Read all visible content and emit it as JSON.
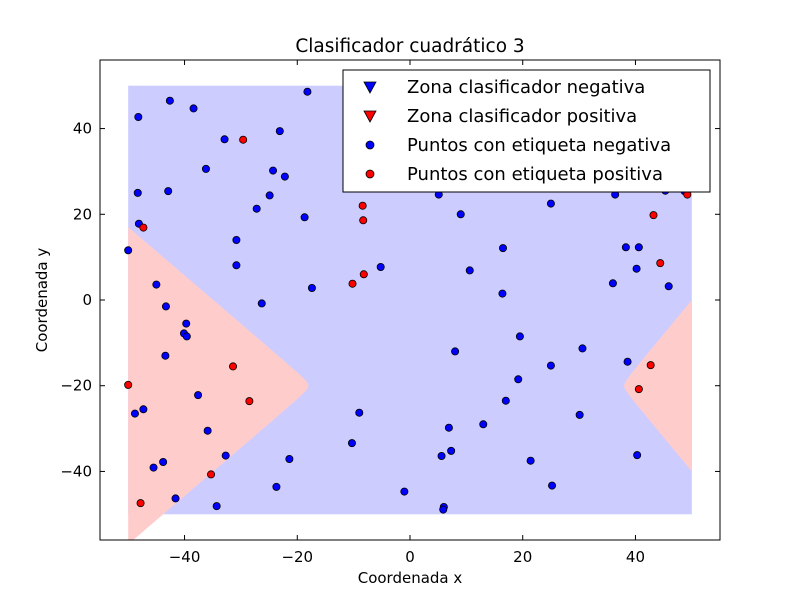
{
  "chart_data": {
    "type": "scatter",
    "title": "Clasificador cuadrático 3",
    "xlabel": "Coordenada x",
    "ylabel": "Coordenada y",
    "xlim": [
      -55,
      55
    ],
    "ylim": [
      -56,
      56
    ],
    "x_ticks": [
      -40,
      -20,
      0,
      20,
      40
    ],
    "y_ticks": [
      -40,
      -20,
      0,
      20,
      40
    ],
    "x_tick_labels": [
      "−40",
      "−20",
      "0",
      "20",
      "40"
    ],
    "y_tick_labels": [
      "−40",
      "−20",
      "0",
      "20",
      "40"
    ],
    "grid": false,
    "legend_position": "top-right",
    "region_extent": {
      "x": [
        -50,
        50
      ],
      "y": [
        -50,
        50
      ]
    },
    "regions": {
      "negative_color": "#ccccff",
      "positive_color": "#ffcccc",
      "left_boundary": {
        "vertex_x": -18,
        "vertex_y": -20,
        "edge_x": -50,
        "edge_half_width": 37
      },
      "right_boundary": {
        "vertex_x": 38,
        "vertex_y": -20,
        "edge_x": 50,
        "edge_half_width": 20
      }
    },
    "legend": [
      {
        "label": "Zona clasificador negativa",
        "marker": "triangle-down",
        "color": "#0000ff"
      },
      {
        "label": "Zona clasificador positiva",
        "marker": "triangle-down",
        "color": "#ff0000"
      },
      {
        "label": "Puntos con etiqueta negativa",
        "marker": "circle",
        "color": "#0000ff"
      },
      {
        "label": "Puntos con etiqueta positiva",
        "marker": "circle",
        "color": "#ff0000"
      }
    ],
    "series": [
      {
        "name": "Puntos con etiqueta negativa",
        "color": "#0000ff",
        "points": [
          [
            -48.2,
            42.7
          ],
          [
            -42.6,
            46.5
          ],
          [
            -38.4,
            44.7
          ],
          [
            -18.2,
            48.6
          ],
          [
            -32.9,
            37.5
          ],
          [
            -23.1,
            39.4
          ],
          [
            -36.2,
            30.6
          ],
          [
            -24.3,
            30.2
          ],
          [
            -22.2,
            28.8
          ],
          [
            -48.3,
            25.0
          ],
          [
            -42.9,
            25.4
          ],
          [
            -24.9,
            24.4
          ],
          [
            -27.2,
            21.3
          ],
          [
            -18.7,
            19.3
          ],
          [
            -48.1,
            17.8
          ],
          [
            -30.8,
            14.0
          ],
          [
            -50.0,
            11.6
          ],
          [
            -30.8,
            8.1
          ],
          [
            -5.2,
            7.7
          ],
          [
            -17.4,
            2.8
          ],
          [
            -26.3,
            -0.8
          ],
          [
            -45.0,
            3.6
          ],
          [
            -43.3,
            -1.5
          ],
          [
            -39.7,
            -5.5
          ],
          [
            -40.1,
            -7.8
          ],
          [
            -39.6,
            -8.5
          ],
          [
            -43.4,
            -13.0
          ],
          [
            -37.6,
            -22.2
          ],
          [
            -9.0,
            -26.3
          ],
          [
            -48.8,
            -26.5
          ],
          [
            -47.3,
            -25.5
          ],
          [
            -35.9,
            -30.5
          ],
          [
            -10.3,
            -33.4
          ],
          [
            -32.7,
            -36.3
          ],
          [
            -21.4,
            -37.1
          ],
          [
            -43.8,
            -37.8
          ],
          [
            -45.5,
            -39.1
          ],
          [
            -23.7,
            -43.6
          ],
          [
            -41.6,
            -46.3
          ],
          [
            -34.3,
            -48.1
          ],
          [
            -1.0,
            -44.7
          ],
          [
            5.1,
            24.6
          ],
          [
            9.0,
            20.0
          ],
          [
            16.5,
            12.1
          ],
          [
            10.6,
            6.9
          ],
          [
            16.4,
            1.5
          ],
          [
            8.0,
            -12.0
          ],
          [
            19.5,
            -8.5
          ],
          [
            19.2,
            -18.5
          ],
          [
            17.0,
            -23.5
          ],
          [
            13.0,
            -29.0
          ],
          [
            6.9,
            -29.8
          ],
          [
            7.3,
            -35.2
          ],
          [
            5.6,
            -36.4
          ],
          [
            21.4,
            -37.5
          ],
          [
            6.0,
            -48.3
          ],
          [
            5.9,
            -48.9
          ],
          [
            25.0,
            22.5
          ],
          [
            25.0,
            -15.3
          ],
          [
            30.6,
            -11.3
          ],
          [
            30.1,
            -26.8
          ],
          [
            25.2,
            -43.3
          ],
          [
            36.4,
            24.6
          ],
          [
            38.3,
            12.3
          ],
          [
            40.6,
            12.3
          ],
          [
            40.2,
            7.3
          ],
          [
            36.0,
            3.9
          ],
          [
            45.9,
            3.2
          ],
          [
            38.6,
            -14.4
          ],
          [
            40.3,
            -36.2
          ],
          [
            48.7,
            25.4
          ],
          [
            45.3,
            25.5
          ]
        ]
      },
      {
        "name": "Puntos con etiqueta positiva",
        "color": "#ff0000",
        "points": [
          [
            -29.6,
            37.4
          ],
          [
            -8.4,
            22.0
          ],
          [
            -8.3,
            18.6
          ],
          [
            -47.3,
            16.9
          ],
          [
            -8.2,
            6.0
          ],
          [
            -10.2,
            3.8
          ],
          [
            -31.4,
            -15.5
          ],
          [
            -50.0,
            -19.8
          ],
          [
            -28.5,
            -23.6
          ],
          [
            -35.3,
            -40.7
          ],
          [
            -47.8,
            -47.4
          ],
          [
            43.2,
            19.8
          ],
          [
            44.4,
            8.6
          ],
          [
            42.7,
            -15.2
          ],
          [
            40.6,
            -20.8
          ],
          [
            49.2,
            24.6
          ]
        ]
      }
    ]
  }
}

····················

= Set exercise =
Which lines include "Coordenada"? Copy each of them out.

= Output of the exercise =
    "xlabel": "Coordenada x",
    "ylabel": "Coordenada y",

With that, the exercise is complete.